*Exercise brief*:
Output each line exactly as it appears, skipping any embedded picture.

--- Data shown ---

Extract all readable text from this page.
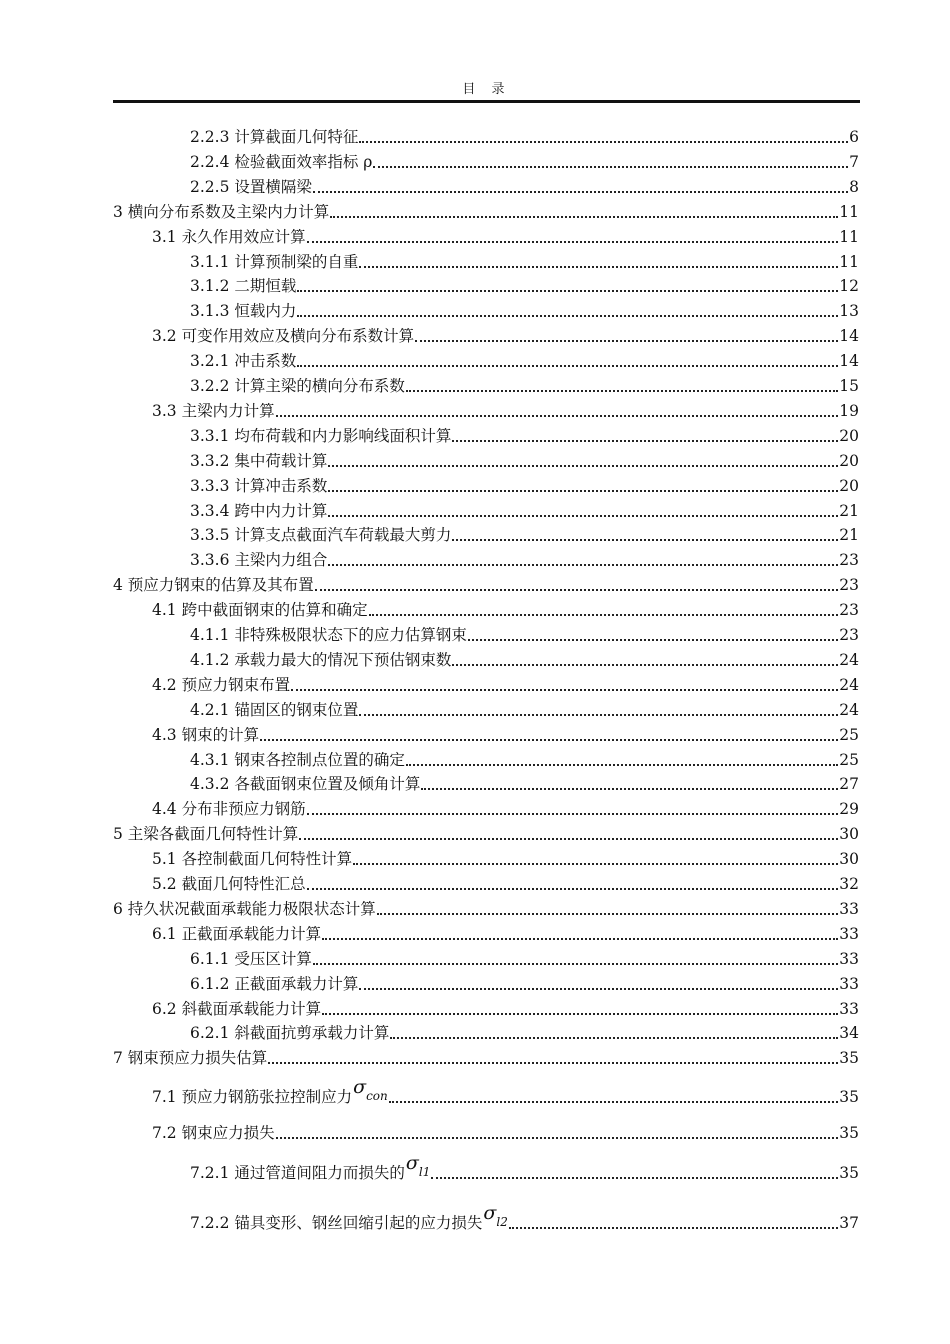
目 录
2.2.3 计算截面几何特征	6
2.2.4 检验截面效率指标 ρ	7
2.2.5 设置横隔梁	8
3 横向分布系数及主梁内力计算	11
3.1 永久作用效应计算	11
3.1.1 计算预制梁的自重	11
3.1.2 二期恒载	12
3.1.3 恒载内力	13
3.2 可变作用效应及横向分布系数计算	14
3.2.1 冲击系数	14
3.2.2 计算主梁的横向分布系数	15
3.3 主梁内力计算	19
3.3.1 均布荷载和内力影响线面积计算	20
3.3.2 集中荷载计算	20
3.3.3 计算冲击系数	20
3.3.4 跨中内力计算	21
3.3.5 计算支点截面汽车荷载最大剪力	21
3.3.6 主梁内力组合	23
4 预应力钢束的估算及其布置	23
4.1 跨中截面钢束的估算和确定	23
4.1.1 非特殊极限状态下的应力估算钢束	23
4.1.2 承载力最大的情况下预估钢束数	24
4.2 预应力钢束布置	24
4.2.1 锚固区的钢束位置	24
4.3 钢束的计算	25
4.3.1 钢束各控制点位置的确定	25
4.3.2 各截面钢束位置及倾角计算	27
4.4 分布非预应力钢筋	29
5 主梁各截面几何特性计算	30
5.1 各控制截面几何特性计算	30
5.2 截面几何特性汇总	32
6 持久状况截面承载能力极限状态计算	33
6.1 正截面承载能力计算	33
6.1.1 受压区计算	33
6.1.2 正截面承载力计算	33
6.2 斜截面承载能力计算	33
6.2.1 斜截面抗剪承载力计算	34
7 钢束预应力损失估算	35
7.1 预应力钢筋张拉控制应力 σcon	35
7.2 钢束应力损失	35
7.2.1 通过管道间阻力而损失的 σl1	35
7.2.2 锚具变形、钢丝回缩引起的应力损失 σl2	37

---

*Response below*:
Extract all readable text from this page.
目 录
2.2.3 计算截面几何特征	6
2.2.4 检验截面效率指标 ρ	7
2.2.5 设置横隔梁	8
3 横向分布系数及主梁内力计算	11
3.1 永久作用效应计算	11
3.1.1 计算预制梁的自重	11
3.1.2 二期恒载	12
3.1.3 恒载内力	13
3.2 可变作用效应及横向分布系数计算	14
3.2.1 冲击系数	14
3.2.2 计算主梁的横向分布系数	15
3.3 主梁内力计算	19
3.3.1 均布荷载和内力影响线面积计算	20
3.3.2 集中荷载计算	20
3.3.3 计算冲击系数	20
3.3.4 跨中内力计算	21
3.3.5 计算支点截面汽车荷载最大剪力	21
3.3.6 主梁内力组合	23
4 预应力钢束的估算及其布置	23
4.1 跨中截面钢束的估算和确定	23
4.1.1 非特殊极限状态下的应力估算钢束	23
4.1.2 承载力最大的情况下预估钢束数	24
4.2 预应力钢束布置	24
4.2.1 锚固区的钢束位置	24
4.3 钢束的计算	25
4.3.1 钢束各控制点位置的确定	25
4.3.2 各截面钢束位置及倾角计算	27
4.4 分布非预应力钢筋	29
5 主梁各截面几何特性计算	30
5.1 各控制截面几何特性计算	30
5.2 截面几何特性汇总	32
6 持久状况截面承载能力极限状态计算	33
6.1 正截面承载能力计算	33
6.1.1 受压区计算	33
6.1.2 正截面承载力计算	33
6.2 斜截面承载能力计算	33
6.2.1 斜截面抗剪承载力计算	34
7 钢束预应力损失估算	35
7.1 预应力钢筋张拉控制应力 σcon	35
7.2 钢束应力损失	35
7.2.1 通过管道间阻力而损失的 σl1	35
7.2.2 锚具变形、钢丝回缩引起的应力损失 σl2	37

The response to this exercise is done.